Исходный текст:
·····
"История Франции. От Карла Великого до Жанны д'Арк" - читать интересную книгу автора (Азимов Айзек)

Глава 5 На пике славы

Сицилийские ножи и фламандские копья

С Людовиком в Карфагене был его старший сын Филипп. После смерти отца он заключил перемирие с мусульманами и возвратился во Францию, где короновался как Филипп III (также известный как Филипп Смелый[50]). Это — признак прочности правления династии Капетингов. Даже при том, что наследник короны был за границей в момент смерти короля, никто не пытался выступить против него. Коронация Филиппа прошла как само собой разумеющееся событие и без неприятностей.

Филипп продолжал усиливать королевскую власть в Южной Франции, но его правление было довольно скучным. В это время реальное очарование Капетингов проявилось в Карле Анжуйском, его дяде, который все еще правил в Неаполе и Сицилии и чьи амбиции не уменьшились после фиаско в Тунисе.

Карл решил напасть на Византийскую империю и пересек южную Адриатику, чтобы высадить армию на Балканах. В 1277 году он укрепился в значительной части византийских владений и даже сумел объявить себя королем Иерусалима. Титул был номинальным, ибо в Иерусалиме он ни разу даже не побывал. Корона наследовалась множеством людей после падения Иерусалима и приносила обладателю только престижный титул. Карл купил титул у предыдущего владельца.

Однако слабым местом Карла оказались его собственные итальянские владения. Он раздавал должности и феоды французской знати, обложил сицилийцев непомерными налогами, чтобы финансировать свои внешнеполитические амбиции. Сицилийцы, которые помнили прекрасные времена правления Фридриха II, оставались преданными его дому. Хотя последний потомок Фридриха мужского пола, Конрадин, был мертв, у Манфреда была дочь, которая оказалась женой Педро III[51], короля Арагона.

Сицилийцы обратились к Педро, который согласился захватить власть в Королевстве обеих Сицилий. Он заключал союз с императором Михаилом VIII[52], который был крайне заинтересован в поражении Карла.

Но не Педро и не Михаил нанесли главный удар Карлу. Это были сами сицилийцы, отчаянно ненавидевшие своих высокомерных французских господ.

31 марта 1282 года, во время вечернего богослужения, сицилийцы восстали. Было ли восстание спонтанным или организованным эмиссарами коварного Михаила VIII, мы не знаем, но результаты были кровавыми и решающими. Каждый француз, которого сицилийцы смогли схватить, был убит, такая же участь ждала тех, кто говорил с французским акцентом, если больше ничего не выдавало в нем ненавистного франка. Тысячи погибли в этой так называемой «сицилийской вечерне», и в течение месяца мятежники удерживали в своих руках весь остров.
·····
Формулировка задания: Кратко перескажите абзац текста об истории Франции, который начинается словами «Карл решил напасть на Византийскую империю». Сохраните основные факты.

Сохранённые данные:
·····
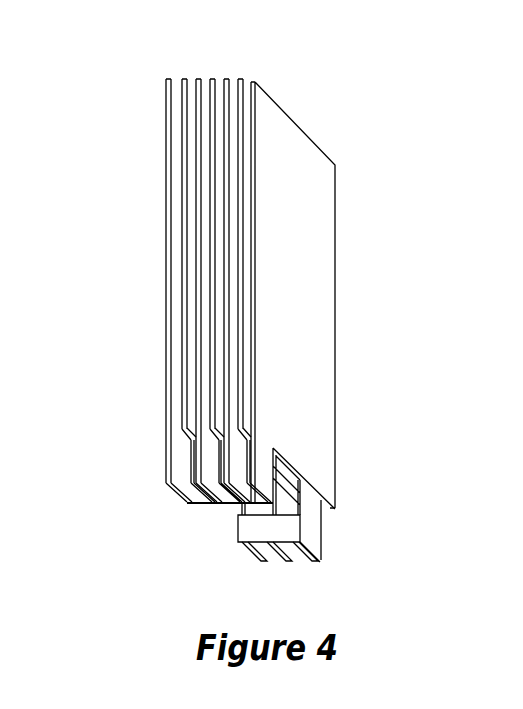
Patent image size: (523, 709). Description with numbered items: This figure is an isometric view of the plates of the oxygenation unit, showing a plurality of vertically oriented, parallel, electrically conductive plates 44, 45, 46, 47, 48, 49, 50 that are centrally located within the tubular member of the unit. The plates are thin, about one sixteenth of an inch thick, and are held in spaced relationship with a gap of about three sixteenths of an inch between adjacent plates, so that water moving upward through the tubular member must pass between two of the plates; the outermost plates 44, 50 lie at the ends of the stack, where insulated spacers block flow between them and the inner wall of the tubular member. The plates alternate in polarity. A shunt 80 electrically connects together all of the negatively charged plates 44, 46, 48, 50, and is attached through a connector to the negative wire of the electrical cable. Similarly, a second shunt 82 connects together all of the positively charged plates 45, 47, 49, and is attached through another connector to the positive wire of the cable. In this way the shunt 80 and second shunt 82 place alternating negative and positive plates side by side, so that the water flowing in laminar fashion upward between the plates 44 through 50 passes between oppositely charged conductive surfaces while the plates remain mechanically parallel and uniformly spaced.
·····
Выполненное задание: Чтобы напасть на Византийскую империю, Карл переправился через южную Адриатику и высадил армию на Балканах. В 1277 году он закрепился в значительной части византийских владений. Кроме того, он купил у прежнего владельца титул короля Иерусалима. Этот титул был лишь номинальным и престижным: после падения Иерусалима корона переходила по наследству ко многим людям, а сам Карл в Иерусалиме ни разу не был.